* _Problem statement_
Return each line of the listing that contains the string "TradingView".

* _Material for this task_
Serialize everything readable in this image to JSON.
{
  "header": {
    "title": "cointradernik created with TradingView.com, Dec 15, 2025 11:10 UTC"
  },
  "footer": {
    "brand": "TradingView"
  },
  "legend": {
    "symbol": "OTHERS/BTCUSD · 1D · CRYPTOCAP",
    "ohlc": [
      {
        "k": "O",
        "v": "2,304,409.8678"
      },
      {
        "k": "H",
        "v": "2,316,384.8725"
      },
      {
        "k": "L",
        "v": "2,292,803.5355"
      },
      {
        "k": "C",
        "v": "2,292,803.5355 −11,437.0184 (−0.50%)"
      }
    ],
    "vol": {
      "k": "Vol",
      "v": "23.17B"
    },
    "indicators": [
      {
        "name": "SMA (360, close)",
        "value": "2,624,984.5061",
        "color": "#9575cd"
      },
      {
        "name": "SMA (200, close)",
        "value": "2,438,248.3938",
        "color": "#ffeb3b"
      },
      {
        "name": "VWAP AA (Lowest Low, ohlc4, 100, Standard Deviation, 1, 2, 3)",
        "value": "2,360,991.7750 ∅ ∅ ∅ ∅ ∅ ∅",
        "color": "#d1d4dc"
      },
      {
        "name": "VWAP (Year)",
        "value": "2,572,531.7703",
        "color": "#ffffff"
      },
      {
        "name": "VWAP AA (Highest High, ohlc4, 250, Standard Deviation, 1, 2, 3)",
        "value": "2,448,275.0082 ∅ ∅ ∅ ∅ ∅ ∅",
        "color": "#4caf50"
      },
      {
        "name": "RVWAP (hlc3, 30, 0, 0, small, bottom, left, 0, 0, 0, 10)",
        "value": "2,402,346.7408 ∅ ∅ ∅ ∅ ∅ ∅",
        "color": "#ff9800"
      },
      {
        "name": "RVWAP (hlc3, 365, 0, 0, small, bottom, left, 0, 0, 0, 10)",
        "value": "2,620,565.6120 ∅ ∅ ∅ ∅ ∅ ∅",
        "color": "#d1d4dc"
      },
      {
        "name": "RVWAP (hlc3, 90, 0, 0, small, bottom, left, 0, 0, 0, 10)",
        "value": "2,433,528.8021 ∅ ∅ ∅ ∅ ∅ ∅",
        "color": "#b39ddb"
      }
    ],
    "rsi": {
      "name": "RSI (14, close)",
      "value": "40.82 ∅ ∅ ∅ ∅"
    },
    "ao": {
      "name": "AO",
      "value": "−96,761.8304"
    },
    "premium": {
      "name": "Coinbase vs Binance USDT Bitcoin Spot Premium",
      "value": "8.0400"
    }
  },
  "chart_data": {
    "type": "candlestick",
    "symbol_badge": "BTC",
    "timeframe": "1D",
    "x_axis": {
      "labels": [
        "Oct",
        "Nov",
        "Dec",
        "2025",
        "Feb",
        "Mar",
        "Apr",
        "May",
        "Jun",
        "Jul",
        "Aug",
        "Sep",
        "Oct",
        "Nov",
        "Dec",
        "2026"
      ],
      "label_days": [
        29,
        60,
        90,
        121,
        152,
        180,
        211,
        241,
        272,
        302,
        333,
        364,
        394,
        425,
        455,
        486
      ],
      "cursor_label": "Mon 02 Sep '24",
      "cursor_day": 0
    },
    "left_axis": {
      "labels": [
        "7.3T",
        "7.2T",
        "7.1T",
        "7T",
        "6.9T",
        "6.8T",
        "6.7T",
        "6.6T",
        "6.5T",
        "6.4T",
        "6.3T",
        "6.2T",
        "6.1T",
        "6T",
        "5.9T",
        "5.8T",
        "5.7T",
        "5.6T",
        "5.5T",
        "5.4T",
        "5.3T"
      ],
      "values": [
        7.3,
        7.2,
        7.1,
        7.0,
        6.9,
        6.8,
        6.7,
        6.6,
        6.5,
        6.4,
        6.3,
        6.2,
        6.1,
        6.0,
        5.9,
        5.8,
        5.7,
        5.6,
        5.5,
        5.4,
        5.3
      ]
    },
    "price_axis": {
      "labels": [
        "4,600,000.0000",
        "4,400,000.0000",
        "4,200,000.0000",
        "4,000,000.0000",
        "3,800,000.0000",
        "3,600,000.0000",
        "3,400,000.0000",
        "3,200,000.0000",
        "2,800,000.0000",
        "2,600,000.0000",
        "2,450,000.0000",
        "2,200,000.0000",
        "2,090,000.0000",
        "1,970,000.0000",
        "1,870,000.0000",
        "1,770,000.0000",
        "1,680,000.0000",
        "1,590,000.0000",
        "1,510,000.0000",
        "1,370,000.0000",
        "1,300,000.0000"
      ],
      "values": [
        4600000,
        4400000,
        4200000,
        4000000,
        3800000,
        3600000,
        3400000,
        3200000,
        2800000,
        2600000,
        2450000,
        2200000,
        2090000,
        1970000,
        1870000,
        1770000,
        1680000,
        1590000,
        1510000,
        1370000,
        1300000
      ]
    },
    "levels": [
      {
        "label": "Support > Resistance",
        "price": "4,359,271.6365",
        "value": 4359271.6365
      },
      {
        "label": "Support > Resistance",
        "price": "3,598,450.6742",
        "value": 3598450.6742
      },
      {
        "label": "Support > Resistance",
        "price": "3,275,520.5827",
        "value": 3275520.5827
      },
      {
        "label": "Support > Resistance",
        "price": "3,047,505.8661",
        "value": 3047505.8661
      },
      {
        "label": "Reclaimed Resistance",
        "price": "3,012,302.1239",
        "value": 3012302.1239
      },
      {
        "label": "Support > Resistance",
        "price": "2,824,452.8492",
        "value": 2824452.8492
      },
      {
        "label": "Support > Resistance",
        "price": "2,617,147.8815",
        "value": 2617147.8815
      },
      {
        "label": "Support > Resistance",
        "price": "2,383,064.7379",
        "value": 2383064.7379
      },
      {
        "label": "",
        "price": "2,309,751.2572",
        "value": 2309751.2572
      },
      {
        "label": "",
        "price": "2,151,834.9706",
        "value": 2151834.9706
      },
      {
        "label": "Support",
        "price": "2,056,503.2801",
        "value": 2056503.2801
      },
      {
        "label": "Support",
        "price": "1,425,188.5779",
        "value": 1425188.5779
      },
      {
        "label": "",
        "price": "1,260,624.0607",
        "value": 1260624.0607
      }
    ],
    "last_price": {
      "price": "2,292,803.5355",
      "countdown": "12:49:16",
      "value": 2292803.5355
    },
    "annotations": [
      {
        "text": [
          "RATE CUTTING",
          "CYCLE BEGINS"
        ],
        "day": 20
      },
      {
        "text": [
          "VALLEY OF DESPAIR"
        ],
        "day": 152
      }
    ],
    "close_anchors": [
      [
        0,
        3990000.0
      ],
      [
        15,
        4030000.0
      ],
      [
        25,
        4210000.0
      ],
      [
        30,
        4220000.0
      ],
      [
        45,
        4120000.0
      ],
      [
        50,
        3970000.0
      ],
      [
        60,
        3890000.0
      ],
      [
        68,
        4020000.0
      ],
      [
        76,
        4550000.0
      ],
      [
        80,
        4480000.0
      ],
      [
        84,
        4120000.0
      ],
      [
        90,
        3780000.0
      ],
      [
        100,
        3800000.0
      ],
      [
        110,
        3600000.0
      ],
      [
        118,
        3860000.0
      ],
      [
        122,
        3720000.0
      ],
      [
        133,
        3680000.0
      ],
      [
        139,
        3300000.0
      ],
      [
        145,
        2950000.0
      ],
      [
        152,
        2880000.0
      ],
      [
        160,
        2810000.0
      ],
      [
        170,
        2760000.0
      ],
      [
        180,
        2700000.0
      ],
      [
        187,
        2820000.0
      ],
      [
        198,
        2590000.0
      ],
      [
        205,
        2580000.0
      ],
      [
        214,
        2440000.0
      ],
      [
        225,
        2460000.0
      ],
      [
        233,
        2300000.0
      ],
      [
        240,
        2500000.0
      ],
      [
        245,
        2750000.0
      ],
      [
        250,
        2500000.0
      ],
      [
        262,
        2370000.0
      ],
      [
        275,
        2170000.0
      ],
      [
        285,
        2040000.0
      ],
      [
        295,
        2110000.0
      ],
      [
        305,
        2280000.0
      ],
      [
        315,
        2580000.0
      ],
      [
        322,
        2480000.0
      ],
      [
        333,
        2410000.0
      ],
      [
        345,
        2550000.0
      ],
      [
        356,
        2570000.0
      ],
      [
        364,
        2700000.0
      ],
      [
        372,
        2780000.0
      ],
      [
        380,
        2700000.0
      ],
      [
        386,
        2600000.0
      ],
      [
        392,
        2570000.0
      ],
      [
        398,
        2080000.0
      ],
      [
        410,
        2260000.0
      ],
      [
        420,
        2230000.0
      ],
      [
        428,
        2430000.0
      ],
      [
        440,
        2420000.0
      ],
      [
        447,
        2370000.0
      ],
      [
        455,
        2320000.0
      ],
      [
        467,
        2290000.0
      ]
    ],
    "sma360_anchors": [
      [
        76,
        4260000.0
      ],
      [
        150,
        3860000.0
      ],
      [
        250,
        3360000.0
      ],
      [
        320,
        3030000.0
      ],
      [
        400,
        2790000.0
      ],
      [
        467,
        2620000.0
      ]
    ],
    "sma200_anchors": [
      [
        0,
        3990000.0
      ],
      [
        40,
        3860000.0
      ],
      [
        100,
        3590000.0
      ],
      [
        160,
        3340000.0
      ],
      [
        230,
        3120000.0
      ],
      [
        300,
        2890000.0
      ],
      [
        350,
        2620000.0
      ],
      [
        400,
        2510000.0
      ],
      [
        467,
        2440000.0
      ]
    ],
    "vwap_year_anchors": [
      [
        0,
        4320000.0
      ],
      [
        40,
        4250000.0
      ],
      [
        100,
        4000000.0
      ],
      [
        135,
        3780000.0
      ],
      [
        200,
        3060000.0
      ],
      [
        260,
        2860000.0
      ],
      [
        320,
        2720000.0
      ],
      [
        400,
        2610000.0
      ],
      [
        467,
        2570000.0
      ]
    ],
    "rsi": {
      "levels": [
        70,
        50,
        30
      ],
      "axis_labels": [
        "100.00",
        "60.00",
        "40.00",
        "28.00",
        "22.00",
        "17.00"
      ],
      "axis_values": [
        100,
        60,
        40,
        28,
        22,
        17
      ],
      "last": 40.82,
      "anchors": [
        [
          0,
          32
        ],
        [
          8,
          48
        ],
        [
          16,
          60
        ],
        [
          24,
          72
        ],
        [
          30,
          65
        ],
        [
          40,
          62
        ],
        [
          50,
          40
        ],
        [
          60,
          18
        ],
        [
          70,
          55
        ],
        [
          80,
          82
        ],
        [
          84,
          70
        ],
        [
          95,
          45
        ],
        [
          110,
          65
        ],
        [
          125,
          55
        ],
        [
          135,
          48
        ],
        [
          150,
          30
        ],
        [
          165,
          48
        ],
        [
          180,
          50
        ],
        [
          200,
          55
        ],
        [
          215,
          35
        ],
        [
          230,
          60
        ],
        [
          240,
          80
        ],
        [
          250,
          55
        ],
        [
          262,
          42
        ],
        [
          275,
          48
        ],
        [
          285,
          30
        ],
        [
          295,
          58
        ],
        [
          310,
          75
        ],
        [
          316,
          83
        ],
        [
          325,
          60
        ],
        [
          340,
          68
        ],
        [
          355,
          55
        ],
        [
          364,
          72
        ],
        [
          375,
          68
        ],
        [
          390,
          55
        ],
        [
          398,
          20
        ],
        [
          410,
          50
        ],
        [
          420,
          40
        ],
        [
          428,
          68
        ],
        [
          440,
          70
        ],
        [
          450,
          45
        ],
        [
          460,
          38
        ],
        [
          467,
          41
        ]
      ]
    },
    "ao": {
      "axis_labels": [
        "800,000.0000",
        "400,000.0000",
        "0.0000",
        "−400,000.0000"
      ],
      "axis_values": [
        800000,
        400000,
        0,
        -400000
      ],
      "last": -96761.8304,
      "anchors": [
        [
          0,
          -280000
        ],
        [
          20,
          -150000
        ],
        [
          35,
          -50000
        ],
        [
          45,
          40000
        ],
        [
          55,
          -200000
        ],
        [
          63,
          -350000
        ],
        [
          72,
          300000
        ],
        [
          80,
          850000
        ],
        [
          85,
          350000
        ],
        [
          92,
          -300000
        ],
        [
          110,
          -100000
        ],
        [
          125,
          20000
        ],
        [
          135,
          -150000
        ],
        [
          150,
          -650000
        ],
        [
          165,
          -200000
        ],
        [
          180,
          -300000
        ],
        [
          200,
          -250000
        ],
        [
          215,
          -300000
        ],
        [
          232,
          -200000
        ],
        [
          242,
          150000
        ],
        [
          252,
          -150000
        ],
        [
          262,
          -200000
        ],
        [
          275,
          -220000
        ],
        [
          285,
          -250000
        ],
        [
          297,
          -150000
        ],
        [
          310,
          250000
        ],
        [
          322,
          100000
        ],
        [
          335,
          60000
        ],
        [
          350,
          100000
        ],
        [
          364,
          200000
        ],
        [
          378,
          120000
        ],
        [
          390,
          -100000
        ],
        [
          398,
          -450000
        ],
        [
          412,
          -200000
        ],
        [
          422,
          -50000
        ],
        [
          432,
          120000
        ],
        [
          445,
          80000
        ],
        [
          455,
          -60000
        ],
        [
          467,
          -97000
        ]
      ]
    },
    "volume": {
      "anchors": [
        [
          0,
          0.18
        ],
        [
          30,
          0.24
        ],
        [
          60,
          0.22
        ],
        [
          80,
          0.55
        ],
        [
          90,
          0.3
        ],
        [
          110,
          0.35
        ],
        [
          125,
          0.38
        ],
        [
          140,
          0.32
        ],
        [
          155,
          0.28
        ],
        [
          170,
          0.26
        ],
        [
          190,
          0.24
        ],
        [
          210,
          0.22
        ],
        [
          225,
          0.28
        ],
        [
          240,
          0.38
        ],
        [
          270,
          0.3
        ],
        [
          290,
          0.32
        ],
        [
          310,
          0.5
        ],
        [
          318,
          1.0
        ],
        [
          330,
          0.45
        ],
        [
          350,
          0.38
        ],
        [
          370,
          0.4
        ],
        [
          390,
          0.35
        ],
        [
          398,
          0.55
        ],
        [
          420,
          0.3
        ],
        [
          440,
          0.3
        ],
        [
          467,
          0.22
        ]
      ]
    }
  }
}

* _Result_
    "title": "cointradernik created with TradingView.com, Dec 15, 2025 11:10 UTC"
    "brand": "TradingView"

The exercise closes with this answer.